Copy every record below exactly.
** START TASK DATA **
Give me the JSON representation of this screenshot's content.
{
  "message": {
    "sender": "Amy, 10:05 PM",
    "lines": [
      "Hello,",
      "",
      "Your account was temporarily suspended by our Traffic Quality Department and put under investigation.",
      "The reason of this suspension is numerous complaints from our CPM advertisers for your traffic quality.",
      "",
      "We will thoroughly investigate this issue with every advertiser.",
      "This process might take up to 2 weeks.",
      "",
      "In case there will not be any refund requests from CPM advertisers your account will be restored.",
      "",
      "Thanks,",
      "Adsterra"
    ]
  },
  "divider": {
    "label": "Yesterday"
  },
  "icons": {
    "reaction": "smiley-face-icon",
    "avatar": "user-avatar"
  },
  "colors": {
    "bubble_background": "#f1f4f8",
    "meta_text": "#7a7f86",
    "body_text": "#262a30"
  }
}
** END TASK DATA **
◆ **ANSWER TO THE EXERCISE**:
Give me the JSON representation of this screenshot's content.
{
  "message": {
    "sender": "Amy, 10:05 PM",
    "lines": [
      "Hello,",
      "",
      "Your account was temporarily suspended by our Traffic Quality Department and put under investigation.",
      "The reason of this suspension is numerous complaints from our CPM advertisers for your traffic quality.",
      "",
      "We will thoroughly investigate this issue with every advertiser.",
      "This process might take up to 2 weeks.",
      "",
      "In case there will not be any refund requests from CPM advertisers your account will be restored.",
      "",
      "Thanks,",
      "Adsterra"
    ]
  },
  "divider": {
    "label": "Yesterday"
  },
  "icons": {
    "reaction": "smiley-face-icon",
    "avatar": "user-avatar"
  },
  "colors": {
    "bubble_background": "#f1f4f8",
    "meta_text": "#7a7f86",
    "body_text": "#262a30"
  }
}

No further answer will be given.